begin Article
The cubic is asymptotic to the lines $y=r$ and $y = \pm\dfrac{rx}{\sqrt{a^2 - r^2}}+\dfrac{r^3}{a^2-r^2}$. The $y$-intercept of the obliques is halfway between the midpoint of $AB$ and the third $y$-intercept of the cubic itself.

When $a<r$, the cubic becomes a loop with a single asymptote.

Answer 2

We assume $r$ as $x$ axis. Formula for the coordinates of the incentre of a triangle is $$\bigg(\frac{ax_1+bx_2+cx_3}{a+b+c},\frac{ay_1+by_2+cy_3}{a+b+c}\bigg)$$ where $a,b,c$ are sides opposite to angles $A,B,C$. We notice here that the $y$ coordinate of the incentre remains fixed as the radius of the circle, so we can equate it to $r$. $$\frac{ay_1+by_2+cy_3}{a+b+c}=r$$ If we take coordinates of $X$ as $(h,k)$, we get the equation $$(-r)\sqrt{(h-x_b)^2+k^2} + (-r)\sqrt{(h-x_a)^2+k^2} = (r-k)(x_b-x_a)$$

Wolfram gives a humongous answer Analysing the equation,we see both $h$ and $k$ have highest degree of $4$ in the equation, which is why the answer is so big.
end Article
begin Extracted entries
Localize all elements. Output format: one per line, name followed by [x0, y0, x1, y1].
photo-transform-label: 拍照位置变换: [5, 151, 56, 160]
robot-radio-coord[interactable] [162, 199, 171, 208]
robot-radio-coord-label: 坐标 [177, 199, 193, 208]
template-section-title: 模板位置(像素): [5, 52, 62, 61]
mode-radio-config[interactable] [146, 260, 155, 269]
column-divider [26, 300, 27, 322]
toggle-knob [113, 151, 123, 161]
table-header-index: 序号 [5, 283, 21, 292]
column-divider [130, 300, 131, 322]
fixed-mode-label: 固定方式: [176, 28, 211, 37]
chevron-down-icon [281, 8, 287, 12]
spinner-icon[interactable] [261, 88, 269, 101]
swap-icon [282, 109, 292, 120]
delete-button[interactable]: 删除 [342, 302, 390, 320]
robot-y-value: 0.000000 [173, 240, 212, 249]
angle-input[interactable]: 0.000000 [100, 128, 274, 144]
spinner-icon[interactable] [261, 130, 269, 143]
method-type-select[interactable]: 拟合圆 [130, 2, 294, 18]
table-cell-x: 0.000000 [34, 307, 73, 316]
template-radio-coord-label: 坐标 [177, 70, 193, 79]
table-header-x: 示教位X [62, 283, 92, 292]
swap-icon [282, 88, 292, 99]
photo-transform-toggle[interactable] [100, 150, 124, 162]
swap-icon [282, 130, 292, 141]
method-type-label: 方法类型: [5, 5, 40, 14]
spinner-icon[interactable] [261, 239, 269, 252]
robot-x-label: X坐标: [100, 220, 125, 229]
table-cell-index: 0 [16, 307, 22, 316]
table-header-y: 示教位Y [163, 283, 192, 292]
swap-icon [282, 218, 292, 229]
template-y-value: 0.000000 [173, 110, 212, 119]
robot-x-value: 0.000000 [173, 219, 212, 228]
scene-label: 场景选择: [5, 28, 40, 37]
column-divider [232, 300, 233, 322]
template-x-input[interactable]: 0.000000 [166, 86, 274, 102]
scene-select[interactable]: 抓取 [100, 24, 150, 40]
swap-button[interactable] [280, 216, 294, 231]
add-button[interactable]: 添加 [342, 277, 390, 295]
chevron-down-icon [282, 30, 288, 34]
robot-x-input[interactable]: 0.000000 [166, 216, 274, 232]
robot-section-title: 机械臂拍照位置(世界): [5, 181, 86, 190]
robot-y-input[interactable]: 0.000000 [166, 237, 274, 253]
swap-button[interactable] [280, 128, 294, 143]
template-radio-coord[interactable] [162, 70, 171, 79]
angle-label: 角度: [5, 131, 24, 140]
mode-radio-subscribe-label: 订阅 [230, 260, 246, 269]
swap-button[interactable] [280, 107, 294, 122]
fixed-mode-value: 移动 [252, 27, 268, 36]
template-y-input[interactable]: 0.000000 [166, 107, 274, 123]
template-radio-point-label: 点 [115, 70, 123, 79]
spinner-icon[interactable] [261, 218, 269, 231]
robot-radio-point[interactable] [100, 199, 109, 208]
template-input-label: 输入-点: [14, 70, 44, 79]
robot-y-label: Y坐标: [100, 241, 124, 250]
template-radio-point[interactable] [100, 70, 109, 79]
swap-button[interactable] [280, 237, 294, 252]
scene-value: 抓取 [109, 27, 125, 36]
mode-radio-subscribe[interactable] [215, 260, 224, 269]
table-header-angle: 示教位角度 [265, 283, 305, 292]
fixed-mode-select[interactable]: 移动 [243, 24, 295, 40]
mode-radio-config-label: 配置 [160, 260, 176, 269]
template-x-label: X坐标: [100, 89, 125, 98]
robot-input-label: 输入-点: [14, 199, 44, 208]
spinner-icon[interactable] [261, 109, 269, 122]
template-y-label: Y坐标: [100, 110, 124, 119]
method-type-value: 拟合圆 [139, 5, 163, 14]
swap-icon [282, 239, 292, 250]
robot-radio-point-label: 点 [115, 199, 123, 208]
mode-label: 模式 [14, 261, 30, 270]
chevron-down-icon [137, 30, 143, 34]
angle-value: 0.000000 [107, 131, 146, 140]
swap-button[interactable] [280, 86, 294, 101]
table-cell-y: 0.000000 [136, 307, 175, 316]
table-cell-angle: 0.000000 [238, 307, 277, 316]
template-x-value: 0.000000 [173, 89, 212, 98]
end Extracted entries
## Required tasks:
a - In the forum answers about the incentre's locus, what does the cubic become when $a<r$?
b - Rewrite the rows from the first row through the row containing "spinner-icon[interactable] [261, 239, 269, 252]", substituting "column-separator" for "column-divider" and leaving everything else unchanged.

## Task results:
a - It becomes a loop with a single asymptote.

b -
Localize all elements. Output format: one per line, name followed by [x0, y0, x1, y1].
photo-transform-label: 拍照位置变换: [5, 151, 56, 160]
robot-radio-coord[interactable] [162, 199, 171, 208]
robot-radio-coord-label: 坐标 [177, 199, 193, 208]
template-section-title: 模板位置(像素): [5, 52, 62, 61]
mode-radio-config[interactable] [146, 260, 155, 269]
column-separator [26, 300, 27, 322]
toggle-knob [113, 151, 123, 161]
table-header-index: 序号 [5, 283, 21, 292]
column-separator [130, 300, 131, 322]
fixed-mode-label: 固定方式: [176, 28, 211, 37]
chevron-down-icon [281, 8, 287, 12]
spinner-icon[interactable] [261, 88, 269, 101]
swap-icon [282, 109, 292, 120]
delete-button[interactable]: 删除 [342, 302, 390, 320]
robot-y-value: 0.000000 [173, 240, 212, 249]
angle-input[interactable]: 0.000000 [100, 128, 274, 144]
spinner-icon[interactable] [261, 130, 269, 143]
method-type-select[interactable]: 拟合圆 [130, 2, 294, 18]
table-cell-x: 0.000000 [34, 307, 73, 316]
template-radio-coord-label: 坐标 [177, 70, 193, 79]
table-header-x: 示教位X [62, 283, 92, 292]
swap-icon [282, 88, 292, 99]
photo-transform-toggle[interactable] [100, 150, 124, 162]
swap-icon [282, 130, 292, 141]
method-type-label: 方法类型: [5, 5, 40, 14]
spinner-icon[interactable] [261, 239, 269, 252]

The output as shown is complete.